**Entries provided**
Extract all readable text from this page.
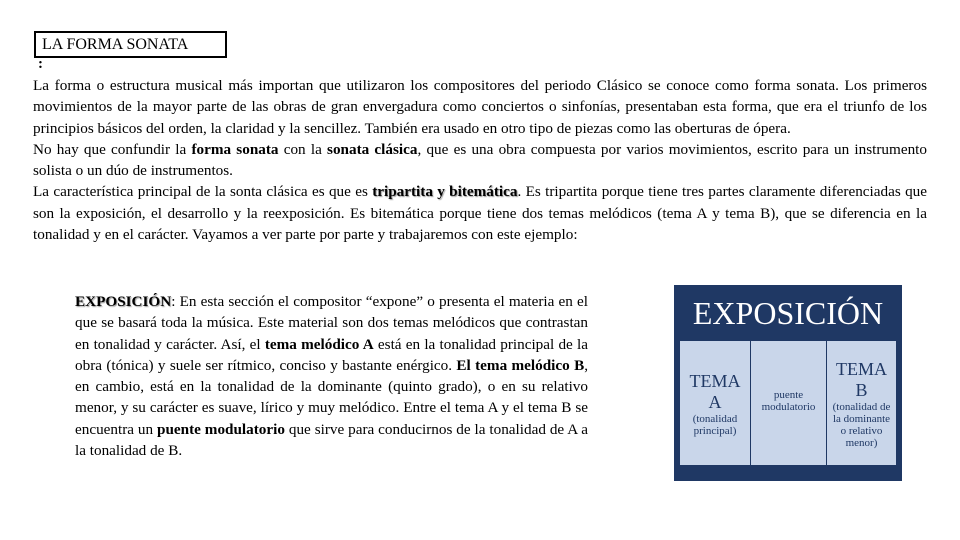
LA FORMA SONATA
:

La forma o estructura musical más importan que utilizaron los compositores del periodo Clásico se conoce como forma sonata. Los primeros movimientos de la mayor parte de las obras de gran envergadura como conciertos o sinfonías, presentaban esta forma, que era el triunfo de los principios básicos del orden, la claridad y la sencillez. También era usado en otro tipo de piezas como las oberturas de ópera.

No hay que confundir la forma sonata con la sonata clásica, que es una obra compuesta por varios movimientos, escrito para un instrumento solista o un dúo de instrumentos.

La característica principal de la sonta clásica es que es tripartita y bitemática. Es tripartita porque tiene tres partes claramente diferenciadas que son la exposición, el desarrollo y la reexposición. Es bitemática porque tiene dos temas melódicos (tema A y tema B), que se diferencia en la tonalidad y en el carácter. Vayamos a ver parte por parte y trabajaremos con este ejemplo:

EXPOSICIÓN: En esta sección el compositor “expone” o presenta el materia en el que se basará toda la música. Este material son dos temas melódicos que contrastan en tonalidad y carácter. Así, el tema melódico A está en la tonalidad principal de la obra (tónica) y suele ser rítmico, conciso y bastante enérgico. El tema melódico B, en cambio, está en la tonalidad de la dominante (quinto grado), o en su relativo menor, y su carácter es suave, lírico y muy melódico. Entre el tema A y el tema B se encuentra un puente modulatorio que sirve para conducirnos de la tonalidad de A a la tonalidad de B.

EXPOSICIÓN
TEMA
A
(tonalidad
principal)
puente
modulatorio
TEMA
B
(tonalidad de
la dominante
o relativo
menor)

**Do this**
Without the pictures, transcribe the listing above exactly.

**Solution**
Extract all readable text from this page.
LA FORMA SONATA
:

La forma o estructura musical más importan que utilizaron los compositores del periodo Clásico se conoce como forma sonata. Los primeros movimientos de la mayor parte de las obras de gran envergadura como conciertos o sinfonías, presentaban esta forma, que era el triunfo de los principios básicos del orden, la claridad y la sencillez. También era usado en otro tipo de piezas como las oberturas de ópera.

No hay que confundir la forma sonata con la sonata clásica, que es una obra compuesta por varios movimientos, escrito para un instrumento solista o un dúo de instrumentos.

La característica principal de la sonta clásica es que es tripartita y bitemática. Es tripartita porque tiene tres partes claramente diferenciadas que son la exposición, el desarrollo y la reexposición. Es bitemática porque tiene dos temas melódicos (tema A y tema B), que se diferencia en la tonalidad y en el carácter. Vayamos a ver parte por parte y trabajaremos con este ejemplo:

EXPOSICIÓN: En esta sección el compositor “expone” o presenta el materia en el que se basará toda la música. Este material son dos temas melódicos que contrastan en tonalidad y carácter. Así, el tema melódico A está en la tonalidad principal de la obra (tónica) y suele ser rítmico, conciso y bastante enérgico. El tema melódico B, en cambio, está en la tonalidad de la dominante (quinto grado), o en su relativo menor, y su carácter es suave, lírico y muy melódico. Entre el tema A y el tema B se encuentra un puente modulatorio que sirve para conducirnos de la tonalidad de A a la tonalidad de B.

EXPOSICIÓN
TEMA
A
(tonalidad
principal)
puente
modulatorio
TEMA
B
(tonalidad de
la dominante
o relativo
menor)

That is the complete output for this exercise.